[Saved entries]
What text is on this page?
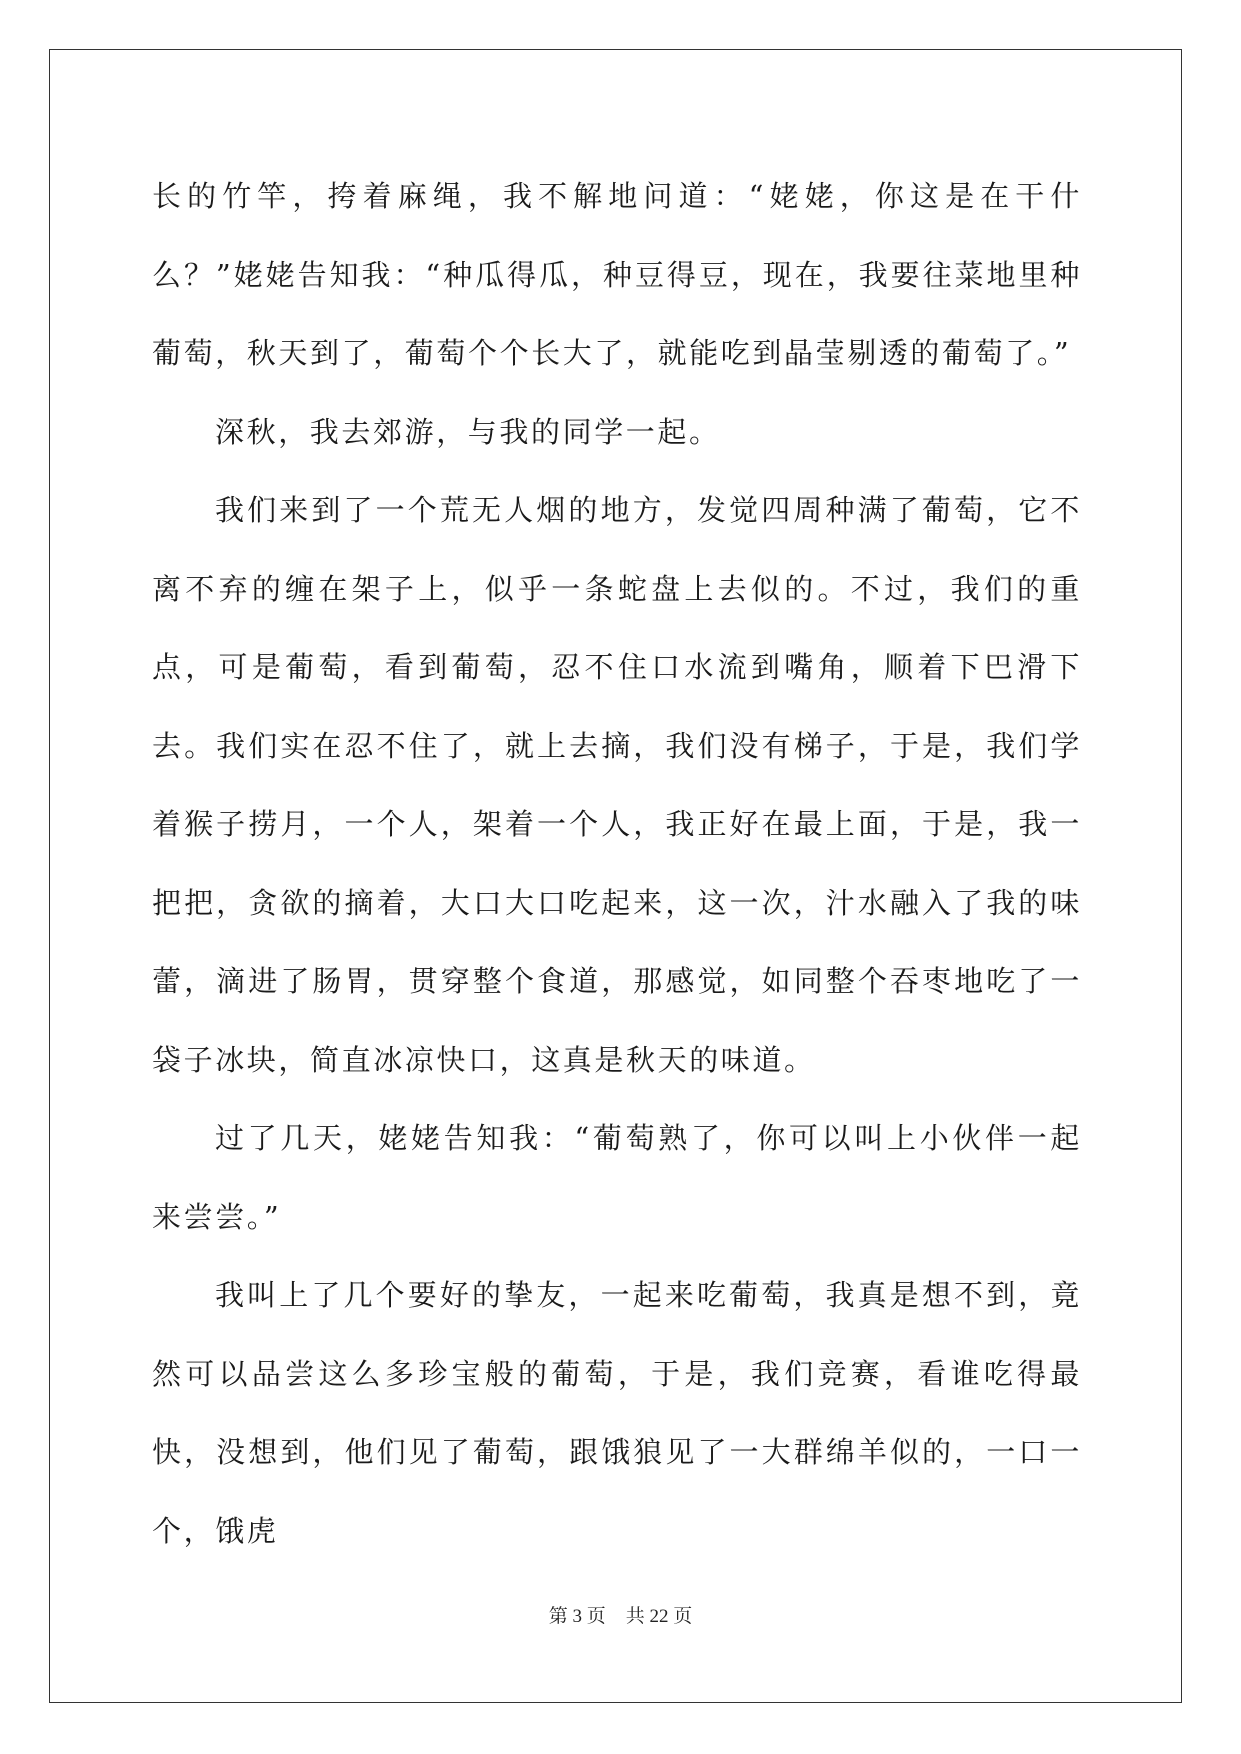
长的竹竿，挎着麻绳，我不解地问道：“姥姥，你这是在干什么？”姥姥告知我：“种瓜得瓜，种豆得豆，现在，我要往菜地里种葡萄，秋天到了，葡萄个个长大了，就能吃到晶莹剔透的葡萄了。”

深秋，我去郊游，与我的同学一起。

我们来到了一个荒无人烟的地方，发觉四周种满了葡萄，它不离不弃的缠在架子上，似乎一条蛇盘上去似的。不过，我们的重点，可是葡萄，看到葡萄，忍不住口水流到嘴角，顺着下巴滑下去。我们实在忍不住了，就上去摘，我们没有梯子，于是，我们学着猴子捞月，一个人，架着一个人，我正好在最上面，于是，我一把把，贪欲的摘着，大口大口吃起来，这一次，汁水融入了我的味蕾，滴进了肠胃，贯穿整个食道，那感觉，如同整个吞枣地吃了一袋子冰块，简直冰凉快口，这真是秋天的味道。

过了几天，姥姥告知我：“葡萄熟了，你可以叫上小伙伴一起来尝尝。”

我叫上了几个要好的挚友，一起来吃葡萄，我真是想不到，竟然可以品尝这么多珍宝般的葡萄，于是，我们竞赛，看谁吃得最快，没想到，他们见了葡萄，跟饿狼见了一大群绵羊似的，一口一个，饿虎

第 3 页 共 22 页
==
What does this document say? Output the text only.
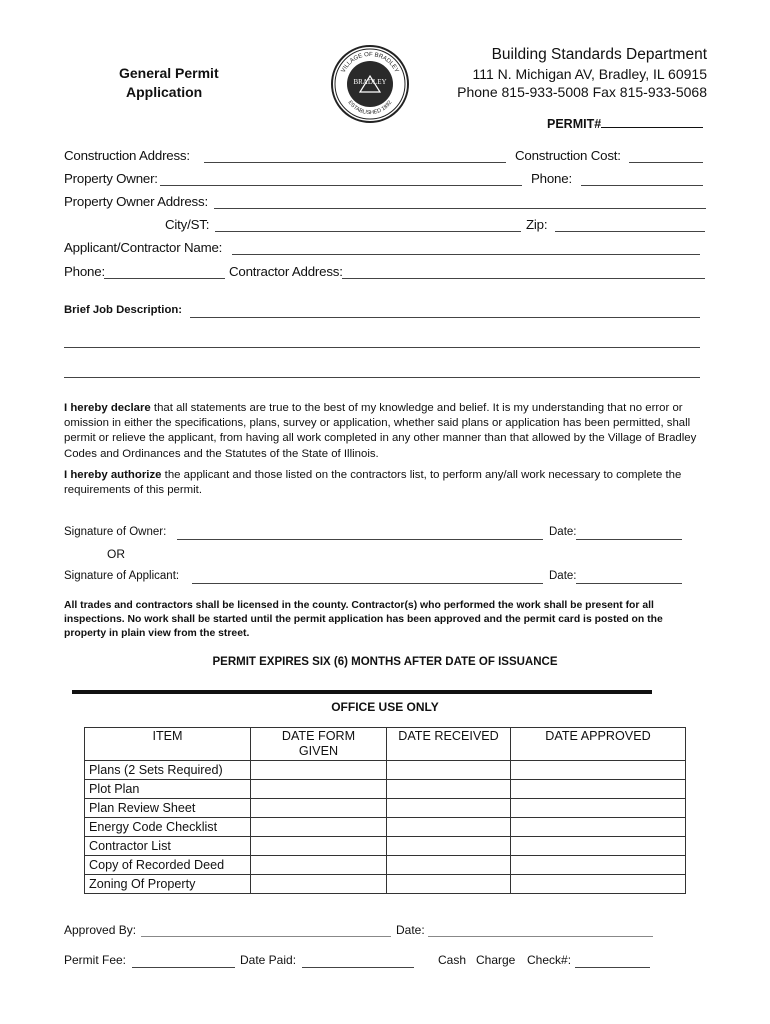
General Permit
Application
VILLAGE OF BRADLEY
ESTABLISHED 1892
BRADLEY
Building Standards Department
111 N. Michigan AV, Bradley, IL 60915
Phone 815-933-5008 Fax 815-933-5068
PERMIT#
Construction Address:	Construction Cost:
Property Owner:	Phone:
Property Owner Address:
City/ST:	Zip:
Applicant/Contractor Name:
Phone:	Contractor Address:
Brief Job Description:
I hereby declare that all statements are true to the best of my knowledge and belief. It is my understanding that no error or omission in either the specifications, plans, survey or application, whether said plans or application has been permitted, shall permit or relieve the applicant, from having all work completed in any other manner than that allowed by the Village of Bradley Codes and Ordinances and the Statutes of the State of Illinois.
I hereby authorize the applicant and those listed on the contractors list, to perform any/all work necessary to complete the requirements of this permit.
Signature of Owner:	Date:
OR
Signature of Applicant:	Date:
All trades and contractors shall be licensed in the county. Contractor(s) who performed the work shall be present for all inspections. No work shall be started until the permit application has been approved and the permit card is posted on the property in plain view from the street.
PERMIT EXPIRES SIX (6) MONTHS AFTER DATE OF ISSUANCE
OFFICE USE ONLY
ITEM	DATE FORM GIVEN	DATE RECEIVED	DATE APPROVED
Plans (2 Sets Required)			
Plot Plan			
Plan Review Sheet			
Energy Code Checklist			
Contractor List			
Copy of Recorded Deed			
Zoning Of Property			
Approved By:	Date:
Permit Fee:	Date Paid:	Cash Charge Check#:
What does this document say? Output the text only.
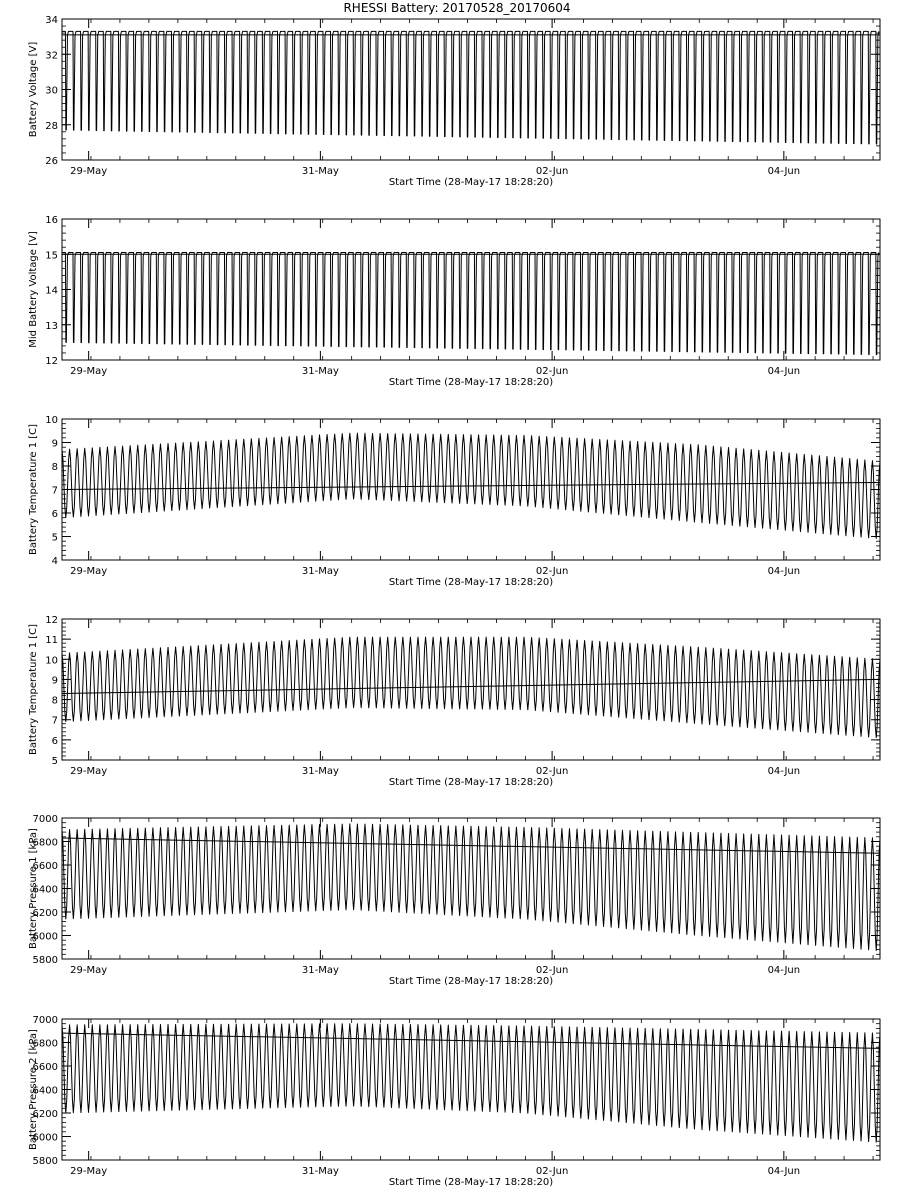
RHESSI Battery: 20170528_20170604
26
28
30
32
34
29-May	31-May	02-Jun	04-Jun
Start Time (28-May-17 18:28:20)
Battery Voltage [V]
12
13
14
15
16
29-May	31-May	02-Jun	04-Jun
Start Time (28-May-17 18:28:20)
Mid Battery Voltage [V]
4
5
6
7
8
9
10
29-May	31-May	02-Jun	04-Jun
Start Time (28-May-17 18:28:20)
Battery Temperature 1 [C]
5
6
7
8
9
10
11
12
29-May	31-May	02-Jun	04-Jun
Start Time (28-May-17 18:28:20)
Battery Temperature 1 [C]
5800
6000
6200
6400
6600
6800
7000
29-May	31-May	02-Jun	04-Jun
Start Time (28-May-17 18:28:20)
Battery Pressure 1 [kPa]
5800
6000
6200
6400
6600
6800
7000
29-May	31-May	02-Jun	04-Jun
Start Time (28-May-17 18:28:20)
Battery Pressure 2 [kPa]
--
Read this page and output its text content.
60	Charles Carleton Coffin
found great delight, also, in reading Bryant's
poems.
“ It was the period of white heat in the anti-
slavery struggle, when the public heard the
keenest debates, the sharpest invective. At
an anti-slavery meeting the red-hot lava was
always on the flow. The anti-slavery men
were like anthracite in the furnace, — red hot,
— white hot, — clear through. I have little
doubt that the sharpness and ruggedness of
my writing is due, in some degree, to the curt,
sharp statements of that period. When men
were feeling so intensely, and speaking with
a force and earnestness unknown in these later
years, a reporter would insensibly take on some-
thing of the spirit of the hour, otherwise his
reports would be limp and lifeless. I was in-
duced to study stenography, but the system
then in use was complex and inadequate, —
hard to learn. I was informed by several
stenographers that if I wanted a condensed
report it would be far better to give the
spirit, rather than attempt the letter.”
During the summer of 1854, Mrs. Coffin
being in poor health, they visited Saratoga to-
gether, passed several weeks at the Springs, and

● Short task:
Where a line of the material above holds the string "Coffin", copy that line.

● Final answer:
60	Charles Carleton Coffin
During the summer of 1854, Mrs. Coffin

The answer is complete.